# SOURCE RECORDS

※ ※ ※

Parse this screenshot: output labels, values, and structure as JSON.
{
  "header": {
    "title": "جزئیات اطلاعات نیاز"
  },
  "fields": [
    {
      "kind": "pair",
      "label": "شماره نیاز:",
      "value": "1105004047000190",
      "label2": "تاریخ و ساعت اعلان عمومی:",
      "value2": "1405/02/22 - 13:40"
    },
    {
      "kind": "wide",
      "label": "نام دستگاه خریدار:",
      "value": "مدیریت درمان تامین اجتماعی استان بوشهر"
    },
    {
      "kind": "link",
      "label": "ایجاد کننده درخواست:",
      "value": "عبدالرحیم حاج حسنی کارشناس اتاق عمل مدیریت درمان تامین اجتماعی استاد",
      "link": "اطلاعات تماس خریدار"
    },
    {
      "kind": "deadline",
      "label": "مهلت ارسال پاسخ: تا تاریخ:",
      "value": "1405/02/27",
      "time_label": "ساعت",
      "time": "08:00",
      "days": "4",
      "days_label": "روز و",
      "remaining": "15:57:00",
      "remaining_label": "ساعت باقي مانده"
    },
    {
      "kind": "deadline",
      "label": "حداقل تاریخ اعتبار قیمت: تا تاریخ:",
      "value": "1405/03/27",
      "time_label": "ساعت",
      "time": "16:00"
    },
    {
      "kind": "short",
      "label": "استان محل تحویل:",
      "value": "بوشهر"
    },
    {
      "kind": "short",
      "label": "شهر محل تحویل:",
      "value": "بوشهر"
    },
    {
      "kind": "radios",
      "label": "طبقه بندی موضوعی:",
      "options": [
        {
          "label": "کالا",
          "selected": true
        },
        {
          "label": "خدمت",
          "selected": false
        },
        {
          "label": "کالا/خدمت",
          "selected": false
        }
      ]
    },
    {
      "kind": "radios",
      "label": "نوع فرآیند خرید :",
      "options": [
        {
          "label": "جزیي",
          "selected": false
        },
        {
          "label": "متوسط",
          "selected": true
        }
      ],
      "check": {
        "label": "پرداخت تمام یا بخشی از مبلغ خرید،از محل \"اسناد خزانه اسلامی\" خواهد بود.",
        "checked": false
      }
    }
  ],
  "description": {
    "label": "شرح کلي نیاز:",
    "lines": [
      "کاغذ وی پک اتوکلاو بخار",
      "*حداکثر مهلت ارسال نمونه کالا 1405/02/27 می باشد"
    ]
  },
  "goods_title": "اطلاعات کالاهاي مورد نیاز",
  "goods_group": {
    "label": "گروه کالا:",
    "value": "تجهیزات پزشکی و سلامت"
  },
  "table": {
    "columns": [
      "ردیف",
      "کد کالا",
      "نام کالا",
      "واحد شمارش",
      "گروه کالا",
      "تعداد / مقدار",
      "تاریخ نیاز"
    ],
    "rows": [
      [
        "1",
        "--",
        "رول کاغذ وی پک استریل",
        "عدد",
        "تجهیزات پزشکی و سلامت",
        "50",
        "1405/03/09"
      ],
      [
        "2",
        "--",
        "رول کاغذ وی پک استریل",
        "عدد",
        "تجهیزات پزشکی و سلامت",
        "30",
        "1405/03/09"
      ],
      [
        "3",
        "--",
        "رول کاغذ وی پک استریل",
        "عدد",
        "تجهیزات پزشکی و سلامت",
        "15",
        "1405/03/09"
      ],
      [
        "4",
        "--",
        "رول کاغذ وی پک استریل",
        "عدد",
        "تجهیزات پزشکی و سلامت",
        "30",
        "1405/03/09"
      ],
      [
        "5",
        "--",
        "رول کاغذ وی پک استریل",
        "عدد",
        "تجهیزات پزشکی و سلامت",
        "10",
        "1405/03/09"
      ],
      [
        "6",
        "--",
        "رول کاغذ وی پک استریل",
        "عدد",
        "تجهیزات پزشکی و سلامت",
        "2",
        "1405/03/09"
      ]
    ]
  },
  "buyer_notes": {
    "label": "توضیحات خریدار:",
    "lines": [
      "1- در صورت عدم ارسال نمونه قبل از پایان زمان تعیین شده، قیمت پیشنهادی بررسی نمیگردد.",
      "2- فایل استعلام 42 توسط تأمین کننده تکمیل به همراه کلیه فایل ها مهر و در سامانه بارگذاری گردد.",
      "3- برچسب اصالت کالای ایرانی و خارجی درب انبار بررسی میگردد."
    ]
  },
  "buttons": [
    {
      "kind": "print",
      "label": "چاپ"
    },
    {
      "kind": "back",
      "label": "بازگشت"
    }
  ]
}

※ ※ ※

Transcribe each entry precisely, missing none.

# WRITTEN RESPONSE
Parse this screenshot: output labels, values, and structure as JSON.
{
  "header": {
    "title": "جزئیات اطلاعات نیاز"
  },
  "fields": [
    {
      "kind": "pair",
      "label": "شماره نیاز:",
      "value": "1105004047000190",
      "label2": "تاریخ و ساعت اعلان عمومی:",
      "value2": "1405/02/22 - 13:40"
    },
    {
      "kind": "wide",
      "label": "نام دستگاه خریدار:",
      "value": "مدیریت درمان تامین اجتماعی استان بوشهر"
    },
    {
      "kind": "link",
      "label": "ایجاد کننده درخواست:",
      "value": "عبدالرحیم حاج حسنی کارشناس اتاق عمل مدیریت درمان تامین اجتماعی استاد",
      "link": "اطلاعات تماس خریدار"
    },
    {
      "kind": "deadline",
      "label": "مهلت ارسال پاسخ: تا تاریخ:",
      "value": "1405/02/27",
      "time_label": "ساعت",
      "time": "08:00",
      "days": "4",
      "days_label": "روز و",
      "remaining": "15:57:00",
      "remaining_label": "ساعت باقي مانده"
    },
    {
      "kind": "deadline",
      "label": "حداقل تاریخ اعتبار قیمت: تا تاریخ:",
      "value": "1405/03/27",
      "time_label": "ساعت",
      "time": "16:00"
    },
    {
      "kind": "short",
      "label": "استان محل تحویل:",
      "value": "بوشهر"
    },
    {
      "kind": "short",
      "label": "شهر محل تحویل:",
      "value": "بوشهر"
    },
    {
      "kind": "radios",
      "label": "طبقه بندی موضوعی:",
      "options": [
        {
          "label": "کالا",
          "selected": true
        },
        {
          "label": "خدمت",
          "selected": false
        },
        {
          "label": "کالا/خدمت",
          "selected": false
        }
      ]
    },
    {
      "kind": "radios",
      "label": "نوع فرآیند خرید :",
      "options": [
        {
          "label": "جزیي",
          "selected": false
        },
        {
          "label": "متوسط",
          "selected": true
        }
      ],
      "check": {
        "label": "پرداخت تمام یا بخشی از مبلغ خرید،از محل \"اسناد خزانه اسلامی\" خواهد بود.",
        "checked": false
      }
    }
  ],
  "description": {
    "label": "شرح کلي نیاز:",
    "lines": [
      "کاغذ وی پک اتوکلاو بخار",
      "*حداکثر مهلت ارسال نمونه کالا 1405/02/27 می باشد"
    ]
  },
  "goods_title": "اطلاعات کالاهاي مورد نیاز",
  "goods_group": {
    "label": "گروه کالا:",
    "value": "تجهیزات پزشکی و سلامت"
  },
  "table": {
    "columns": [
      "ردیف",
      "کد کالا",
      "نام کالا",
      "واحد شمارش",
      "گروه کالا",
      "تعداد / مقدار",
      "تاریخ نیاز"
    ],
    "rows": [
      [
        "1",
        "--",
        "رول کاغذ وی پک استریل",
        "عدد",
        "تجهیزات پزشکی و سلامت",
        "50",
        "1405/03/09"
      ],
      [
        "2",
        "--",
        "رول کاغذ وی پک استریل",
        "عدد",
        "تجهیزات پزشکی و سلامت",
        "30",
        "1405/03/09"
      ],
      [
        "3",
        "--",
        "رول کاغذ وی پک استریل",
        "عدد",
        "تجهیزات پزشکی و سلامت",
        "15",
        "1405/03/09"
      ],
      [
        "4",
        "--",
        "رول کاغذ وی پک استریل",
        "عدد",
        "تجهیزات پزشکی و سلامت",
        "30",
        "1405/03/09"
      ],
      [
        "5",
        "--",
        "رول کاغذ وی پک استریل",
        "عدد",
        "تجهیزات پزشکی و سلامت",
        "10",
        "1405/03/09"
      ],
      [
        "6",
        "--",
        "رول کاغذ وی پک استریل",
        "عدد",
        "تجهیزات پزشکی و سلامت",
        "2",
        "1405/03/09"
      ]
    ]
  },
  "buyer_notes": {
    "label": "توضیحات خریدار:",
    "lines": [
      "1- در صورت عدم ارسال نمونه قبل از پایان زمان تعیین شده، قیمت پیشنهادی بررسی نمیگردد.",
      "2- فایل استعلام 42 توسط تأمین کننده تکمیل به همراه کلیه فایل ها مهر و در سامانه بارگذاری گردد.",
      "3- برچسب اصالت کالای ایرانی و خارجی درب انبار بررسی میگردد."
    ]
  },
  "buttons": [
    {
      "kind": "print",
      "label": "چاپ"
    },
    {
      "kind": "back",
      "label": "بازگشت"
    }
  ]
}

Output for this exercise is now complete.